You would not expect a pediatric oncology department to be a laughter-filled place. But nurse Sarit David relates that in the newly reinvented the Dyna & Fala Weinstock Pediatric Hemato-Oncology Department at Hadassah Hospital Ein Kerem, people laugh a lot. “During the horrible times,” she says, “there are many light moments.”
The department now has a new team of 10 physicians and 40 nurses in place. “We have the ability, in manpower, skills, and resources, to treat any type of children’s cancer,” explains Dr. Gal Goldstein, Head of the department.
Hadassah has also established a collaboration with Memorial Sloan Kettering Cancer Center in New York. Thanks to this collaboration, children from Hadassah, for example, are receiving the same contemporary protocol employed at Sloan to treat the challenging disease of Ewing’s Sarcoma.

Available data ▸
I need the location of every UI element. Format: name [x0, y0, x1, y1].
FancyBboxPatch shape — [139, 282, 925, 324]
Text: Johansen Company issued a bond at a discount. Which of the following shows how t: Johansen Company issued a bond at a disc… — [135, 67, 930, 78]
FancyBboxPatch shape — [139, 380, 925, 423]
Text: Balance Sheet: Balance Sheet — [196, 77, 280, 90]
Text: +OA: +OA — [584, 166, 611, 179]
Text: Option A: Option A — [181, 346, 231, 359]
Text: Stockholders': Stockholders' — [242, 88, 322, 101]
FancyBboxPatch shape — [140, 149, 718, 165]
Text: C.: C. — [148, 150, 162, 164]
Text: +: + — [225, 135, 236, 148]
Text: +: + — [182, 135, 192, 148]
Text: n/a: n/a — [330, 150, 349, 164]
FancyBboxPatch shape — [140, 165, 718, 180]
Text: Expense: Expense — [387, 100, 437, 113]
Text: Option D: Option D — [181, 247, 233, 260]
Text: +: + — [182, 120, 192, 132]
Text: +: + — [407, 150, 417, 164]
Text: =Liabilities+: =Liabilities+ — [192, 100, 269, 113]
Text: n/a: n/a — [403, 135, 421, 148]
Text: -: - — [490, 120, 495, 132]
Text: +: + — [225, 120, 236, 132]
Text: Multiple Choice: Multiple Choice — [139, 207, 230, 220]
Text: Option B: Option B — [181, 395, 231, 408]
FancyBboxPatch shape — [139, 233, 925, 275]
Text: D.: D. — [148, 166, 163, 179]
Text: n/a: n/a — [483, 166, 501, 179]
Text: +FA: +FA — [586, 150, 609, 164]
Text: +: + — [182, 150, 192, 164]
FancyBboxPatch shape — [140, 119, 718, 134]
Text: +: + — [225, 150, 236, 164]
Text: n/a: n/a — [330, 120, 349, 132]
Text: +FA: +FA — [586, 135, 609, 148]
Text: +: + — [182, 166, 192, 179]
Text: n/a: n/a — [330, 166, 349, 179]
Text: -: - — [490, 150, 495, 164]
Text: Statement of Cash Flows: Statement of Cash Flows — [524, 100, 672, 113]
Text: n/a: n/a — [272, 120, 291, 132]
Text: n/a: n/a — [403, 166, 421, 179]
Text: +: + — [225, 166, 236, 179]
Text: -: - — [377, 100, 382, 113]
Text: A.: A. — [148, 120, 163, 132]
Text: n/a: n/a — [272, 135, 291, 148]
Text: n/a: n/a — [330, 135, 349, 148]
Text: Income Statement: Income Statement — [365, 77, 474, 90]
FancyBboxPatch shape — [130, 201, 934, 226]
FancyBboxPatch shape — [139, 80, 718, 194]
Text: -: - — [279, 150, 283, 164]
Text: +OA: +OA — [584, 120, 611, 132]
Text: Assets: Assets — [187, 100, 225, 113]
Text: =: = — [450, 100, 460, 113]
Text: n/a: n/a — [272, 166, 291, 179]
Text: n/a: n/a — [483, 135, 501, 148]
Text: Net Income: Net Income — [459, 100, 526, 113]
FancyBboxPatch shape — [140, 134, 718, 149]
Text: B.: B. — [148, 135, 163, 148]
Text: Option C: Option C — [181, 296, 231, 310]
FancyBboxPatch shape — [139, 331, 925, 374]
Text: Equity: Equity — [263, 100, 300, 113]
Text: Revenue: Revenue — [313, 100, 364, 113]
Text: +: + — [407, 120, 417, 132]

Requirement 1 ▸ In the passage on Hadassah's pediatric cancer department, shorten the paragraph beginning "Hadassah has also established" while keeping its main facts.
Requirement 2 ▸ Extend the passage on Hadassah's pediatric cancer department with a few sentences that follow on from its final paragraph.
The records are not used in any of these tasks.

Response box 1 ▸ Through a collaboration with Memorial Sloan Kettering Cancer Center in New York, Hadassah's children receive treatments such as Sloan's contemporary protocol for Ewing's Sarcoma.

Response box 2 ▸
Whether it’s helping a child to keep up with school work or to take a series of daily pills, providing home-cooked food to parents who spend long hours on the unit, or bringing in medical clowns to put a smile on the children’s faces during difficult medical tests, Hadassah’s nurses, social workers, teachers, and volunteers offer much more than just medical care to their patients. One child with Down syndrome, who was being treated for leukemia, loves music. The staff started playing music for him, and as soon as he was well enough, the nurses began dancing with him in his room. Another child expressed a love for the police. The nurses connected him with a police officer, who took him for a ride in an official police car.